---------- Rows ----------
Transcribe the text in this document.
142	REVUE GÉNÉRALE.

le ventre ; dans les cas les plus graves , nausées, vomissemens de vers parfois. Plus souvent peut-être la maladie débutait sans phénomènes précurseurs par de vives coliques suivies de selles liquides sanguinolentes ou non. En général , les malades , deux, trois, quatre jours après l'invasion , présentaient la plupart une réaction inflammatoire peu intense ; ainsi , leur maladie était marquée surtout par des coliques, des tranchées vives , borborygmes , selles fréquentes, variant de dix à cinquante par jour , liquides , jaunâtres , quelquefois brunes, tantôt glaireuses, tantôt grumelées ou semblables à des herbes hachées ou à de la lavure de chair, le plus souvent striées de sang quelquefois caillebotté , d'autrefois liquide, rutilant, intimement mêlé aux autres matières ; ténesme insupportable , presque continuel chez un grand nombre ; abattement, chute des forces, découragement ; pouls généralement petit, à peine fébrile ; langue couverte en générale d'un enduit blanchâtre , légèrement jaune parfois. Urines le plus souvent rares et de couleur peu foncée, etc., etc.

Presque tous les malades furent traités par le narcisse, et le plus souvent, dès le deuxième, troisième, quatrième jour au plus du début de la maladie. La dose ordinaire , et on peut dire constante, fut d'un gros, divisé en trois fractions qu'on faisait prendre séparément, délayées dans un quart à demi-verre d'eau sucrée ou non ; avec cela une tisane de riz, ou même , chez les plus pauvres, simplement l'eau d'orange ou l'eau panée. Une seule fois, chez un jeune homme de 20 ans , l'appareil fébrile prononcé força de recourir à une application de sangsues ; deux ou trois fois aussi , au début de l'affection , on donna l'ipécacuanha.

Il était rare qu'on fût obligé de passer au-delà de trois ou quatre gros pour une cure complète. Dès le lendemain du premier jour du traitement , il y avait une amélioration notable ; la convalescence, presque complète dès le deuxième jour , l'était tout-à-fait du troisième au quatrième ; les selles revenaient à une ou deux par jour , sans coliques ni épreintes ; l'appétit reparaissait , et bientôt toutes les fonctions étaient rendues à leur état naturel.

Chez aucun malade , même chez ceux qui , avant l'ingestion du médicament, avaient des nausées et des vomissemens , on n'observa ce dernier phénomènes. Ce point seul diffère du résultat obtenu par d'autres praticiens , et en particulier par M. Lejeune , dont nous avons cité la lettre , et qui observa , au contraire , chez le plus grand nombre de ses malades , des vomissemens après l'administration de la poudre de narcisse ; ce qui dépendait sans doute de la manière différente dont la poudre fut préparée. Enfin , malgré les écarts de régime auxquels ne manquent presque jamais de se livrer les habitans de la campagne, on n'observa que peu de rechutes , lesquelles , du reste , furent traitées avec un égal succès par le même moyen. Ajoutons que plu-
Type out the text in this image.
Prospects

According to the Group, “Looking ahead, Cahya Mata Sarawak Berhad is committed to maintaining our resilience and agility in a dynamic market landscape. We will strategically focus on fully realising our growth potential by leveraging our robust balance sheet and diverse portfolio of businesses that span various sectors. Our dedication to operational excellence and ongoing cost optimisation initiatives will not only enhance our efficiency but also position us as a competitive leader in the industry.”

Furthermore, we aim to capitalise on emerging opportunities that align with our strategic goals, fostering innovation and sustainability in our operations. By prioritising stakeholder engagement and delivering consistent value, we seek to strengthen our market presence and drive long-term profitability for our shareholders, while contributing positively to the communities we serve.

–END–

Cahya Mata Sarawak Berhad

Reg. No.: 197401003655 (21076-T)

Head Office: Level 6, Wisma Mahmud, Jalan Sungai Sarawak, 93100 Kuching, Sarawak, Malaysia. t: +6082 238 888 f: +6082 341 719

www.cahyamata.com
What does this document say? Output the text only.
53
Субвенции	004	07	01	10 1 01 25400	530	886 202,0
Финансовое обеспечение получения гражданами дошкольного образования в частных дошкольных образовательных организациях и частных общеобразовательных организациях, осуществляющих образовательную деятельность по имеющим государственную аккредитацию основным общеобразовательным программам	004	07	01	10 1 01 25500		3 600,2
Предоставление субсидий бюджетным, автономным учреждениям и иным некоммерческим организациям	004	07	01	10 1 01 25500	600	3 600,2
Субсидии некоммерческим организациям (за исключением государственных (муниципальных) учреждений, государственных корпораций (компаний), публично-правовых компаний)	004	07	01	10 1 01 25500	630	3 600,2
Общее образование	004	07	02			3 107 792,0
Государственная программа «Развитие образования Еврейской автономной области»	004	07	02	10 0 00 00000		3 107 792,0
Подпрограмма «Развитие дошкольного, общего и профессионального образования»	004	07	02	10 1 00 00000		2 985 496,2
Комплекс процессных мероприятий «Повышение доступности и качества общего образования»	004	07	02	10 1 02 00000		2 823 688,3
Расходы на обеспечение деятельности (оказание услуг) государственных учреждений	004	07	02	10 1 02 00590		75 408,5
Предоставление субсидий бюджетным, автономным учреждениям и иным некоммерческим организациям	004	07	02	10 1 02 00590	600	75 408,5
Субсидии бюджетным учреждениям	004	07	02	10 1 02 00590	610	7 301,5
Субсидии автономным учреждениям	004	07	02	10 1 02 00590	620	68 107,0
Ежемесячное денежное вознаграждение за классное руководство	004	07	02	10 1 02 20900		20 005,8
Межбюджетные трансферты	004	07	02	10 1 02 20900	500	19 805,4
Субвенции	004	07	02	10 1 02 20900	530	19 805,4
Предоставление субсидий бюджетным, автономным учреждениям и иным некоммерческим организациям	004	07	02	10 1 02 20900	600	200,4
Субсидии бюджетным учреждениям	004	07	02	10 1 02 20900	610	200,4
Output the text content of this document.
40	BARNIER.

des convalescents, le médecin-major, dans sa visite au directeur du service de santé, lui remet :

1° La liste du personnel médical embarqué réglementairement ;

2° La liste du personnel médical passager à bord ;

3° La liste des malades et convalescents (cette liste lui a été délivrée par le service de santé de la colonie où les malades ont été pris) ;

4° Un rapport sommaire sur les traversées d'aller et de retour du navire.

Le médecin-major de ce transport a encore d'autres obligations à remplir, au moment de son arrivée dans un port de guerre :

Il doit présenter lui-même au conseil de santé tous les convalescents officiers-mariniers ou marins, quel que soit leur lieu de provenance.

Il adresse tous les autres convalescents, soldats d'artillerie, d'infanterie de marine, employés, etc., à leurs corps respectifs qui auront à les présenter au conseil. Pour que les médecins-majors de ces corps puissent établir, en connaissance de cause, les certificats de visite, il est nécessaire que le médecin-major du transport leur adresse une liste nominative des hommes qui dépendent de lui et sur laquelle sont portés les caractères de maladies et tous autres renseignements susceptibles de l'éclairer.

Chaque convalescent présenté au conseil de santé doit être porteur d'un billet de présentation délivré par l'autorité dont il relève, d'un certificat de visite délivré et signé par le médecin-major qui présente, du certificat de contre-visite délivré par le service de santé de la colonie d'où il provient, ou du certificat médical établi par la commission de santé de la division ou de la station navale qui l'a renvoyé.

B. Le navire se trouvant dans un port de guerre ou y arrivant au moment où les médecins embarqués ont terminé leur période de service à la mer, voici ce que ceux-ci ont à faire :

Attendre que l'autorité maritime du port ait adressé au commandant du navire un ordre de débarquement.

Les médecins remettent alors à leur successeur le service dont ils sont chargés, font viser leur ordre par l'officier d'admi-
----------
Determine how many of the lines above hold the word "Субсидии", and output that number by itself.

• Response to the task: 4